• _EXERCISE PROMPT_:
Where a line holds the string "title", return that line.

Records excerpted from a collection
◇ ◇ ◇ ◇
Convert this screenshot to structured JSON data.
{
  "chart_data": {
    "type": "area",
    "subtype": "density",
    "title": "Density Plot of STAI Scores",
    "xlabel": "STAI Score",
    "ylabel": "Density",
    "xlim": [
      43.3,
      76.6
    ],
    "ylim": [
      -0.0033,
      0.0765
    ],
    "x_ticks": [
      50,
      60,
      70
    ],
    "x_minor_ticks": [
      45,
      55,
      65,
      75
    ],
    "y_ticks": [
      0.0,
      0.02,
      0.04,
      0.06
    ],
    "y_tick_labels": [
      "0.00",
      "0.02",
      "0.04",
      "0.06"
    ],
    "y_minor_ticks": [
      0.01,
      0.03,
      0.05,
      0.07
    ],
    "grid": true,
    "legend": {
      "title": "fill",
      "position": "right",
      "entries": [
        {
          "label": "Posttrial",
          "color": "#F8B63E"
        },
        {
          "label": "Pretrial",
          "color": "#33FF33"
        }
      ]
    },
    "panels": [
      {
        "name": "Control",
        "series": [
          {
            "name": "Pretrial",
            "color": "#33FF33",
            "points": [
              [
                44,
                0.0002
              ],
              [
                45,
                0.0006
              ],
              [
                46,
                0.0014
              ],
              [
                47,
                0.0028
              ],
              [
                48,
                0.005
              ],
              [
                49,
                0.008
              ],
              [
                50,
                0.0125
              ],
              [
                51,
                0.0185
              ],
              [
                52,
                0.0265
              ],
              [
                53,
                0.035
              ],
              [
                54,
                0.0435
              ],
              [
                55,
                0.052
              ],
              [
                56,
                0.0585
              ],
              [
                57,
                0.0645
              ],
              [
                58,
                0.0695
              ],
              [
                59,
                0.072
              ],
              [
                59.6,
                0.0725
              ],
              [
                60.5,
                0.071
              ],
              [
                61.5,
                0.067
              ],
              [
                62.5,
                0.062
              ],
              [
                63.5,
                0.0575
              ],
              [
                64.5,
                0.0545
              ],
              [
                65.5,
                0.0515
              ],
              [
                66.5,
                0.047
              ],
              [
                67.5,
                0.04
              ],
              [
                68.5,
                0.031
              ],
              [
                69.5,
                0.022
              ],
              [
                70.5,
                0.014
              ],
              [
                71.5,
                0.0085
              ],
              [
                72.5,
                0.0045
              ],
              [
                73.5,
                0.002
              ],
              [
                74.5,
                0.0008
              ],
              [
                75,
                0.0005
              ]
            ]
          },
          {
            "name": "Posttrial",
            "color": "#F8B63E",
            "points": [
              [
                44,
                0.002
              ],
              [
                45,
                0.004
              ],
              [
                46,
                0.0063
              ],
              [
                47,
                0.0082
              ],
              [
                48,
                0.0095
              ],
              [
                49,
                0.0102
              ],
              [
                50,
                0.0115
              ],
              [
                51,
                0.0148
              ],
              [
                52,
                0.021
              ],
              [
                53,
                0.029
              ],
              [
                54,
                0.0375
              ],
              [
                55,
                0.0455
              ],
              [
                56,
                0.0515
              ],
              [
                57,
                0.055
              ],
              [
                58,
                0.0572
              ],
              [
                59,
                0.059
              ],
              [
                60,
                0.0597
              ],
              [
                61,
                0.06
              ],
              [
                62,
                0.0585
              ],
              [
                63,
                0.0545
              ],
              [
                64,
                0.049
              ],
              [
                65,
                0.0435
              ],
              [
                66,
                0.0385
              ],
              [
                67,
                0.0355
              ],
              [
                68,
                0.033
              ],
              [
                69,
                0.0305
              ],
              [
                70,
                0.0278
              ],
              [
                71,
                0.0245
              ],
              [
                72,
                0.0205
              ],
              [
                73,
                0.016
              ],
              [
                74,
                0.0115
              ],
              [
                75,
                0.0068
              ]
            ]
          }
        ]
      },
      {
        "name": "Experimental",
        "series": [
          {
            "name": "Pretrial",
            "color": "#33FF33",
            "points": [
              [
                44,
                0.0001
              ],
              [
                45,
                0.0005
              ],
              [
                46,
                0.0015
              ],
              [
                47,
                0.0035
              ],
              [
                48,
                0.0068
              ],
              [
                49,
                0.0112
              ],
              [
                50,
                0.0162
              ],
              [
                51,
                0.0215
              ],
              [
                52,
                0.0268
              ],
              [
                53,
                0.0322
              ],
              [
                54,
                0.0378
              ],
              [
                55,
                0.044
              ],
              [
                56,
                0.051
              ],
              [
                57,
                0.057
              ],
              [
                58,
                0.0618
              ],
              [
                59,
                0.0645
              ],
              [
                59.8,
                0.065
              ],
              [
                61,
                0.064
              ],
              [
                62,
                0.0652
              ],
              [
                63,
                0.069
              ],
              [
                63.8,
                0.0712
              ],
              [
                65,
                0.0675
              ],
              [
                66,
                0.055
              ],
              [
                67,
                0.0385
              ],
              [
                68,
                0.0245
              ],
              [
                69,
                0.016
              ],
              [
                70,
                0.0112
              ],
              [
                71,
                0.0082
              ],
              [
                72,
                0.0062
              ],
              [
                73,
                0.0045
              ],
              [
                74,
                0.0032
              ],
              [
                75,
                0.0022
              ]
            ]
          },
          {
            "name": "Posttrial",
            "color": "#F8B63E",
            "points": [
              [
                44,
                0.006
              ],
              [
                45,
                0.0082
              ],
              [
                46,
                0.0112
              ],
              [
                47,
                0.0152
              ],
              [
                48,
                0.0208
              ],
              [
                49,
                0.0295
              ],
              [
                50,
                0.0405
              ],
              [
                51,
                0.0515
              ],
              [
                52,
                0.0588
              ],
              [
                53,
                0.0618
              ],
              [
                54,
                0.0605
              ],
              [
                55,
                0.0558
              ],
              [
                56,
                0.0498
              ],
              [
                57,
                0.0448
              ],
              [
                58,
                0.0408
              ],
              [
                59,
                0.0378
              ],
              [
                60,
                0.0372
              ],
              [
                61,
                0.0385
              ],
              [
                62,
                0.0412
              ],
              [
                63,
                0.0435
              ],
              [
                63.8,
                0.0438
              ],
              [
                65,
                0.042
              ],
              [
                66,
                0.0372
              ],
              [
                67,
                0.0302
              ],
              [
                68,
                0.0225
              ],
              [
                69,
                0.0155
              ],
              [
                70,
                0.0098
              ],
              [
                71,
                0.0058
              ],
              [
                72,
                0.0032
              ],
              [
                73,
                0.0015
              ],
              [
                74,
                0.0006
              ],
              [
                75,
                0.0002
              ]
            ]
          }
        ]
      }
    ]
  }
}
◇ ◇ ◇ ◇
• _RIGHT ANSWER_:
    "title": "Density Plot of STAI Scores",
      "title": "fill",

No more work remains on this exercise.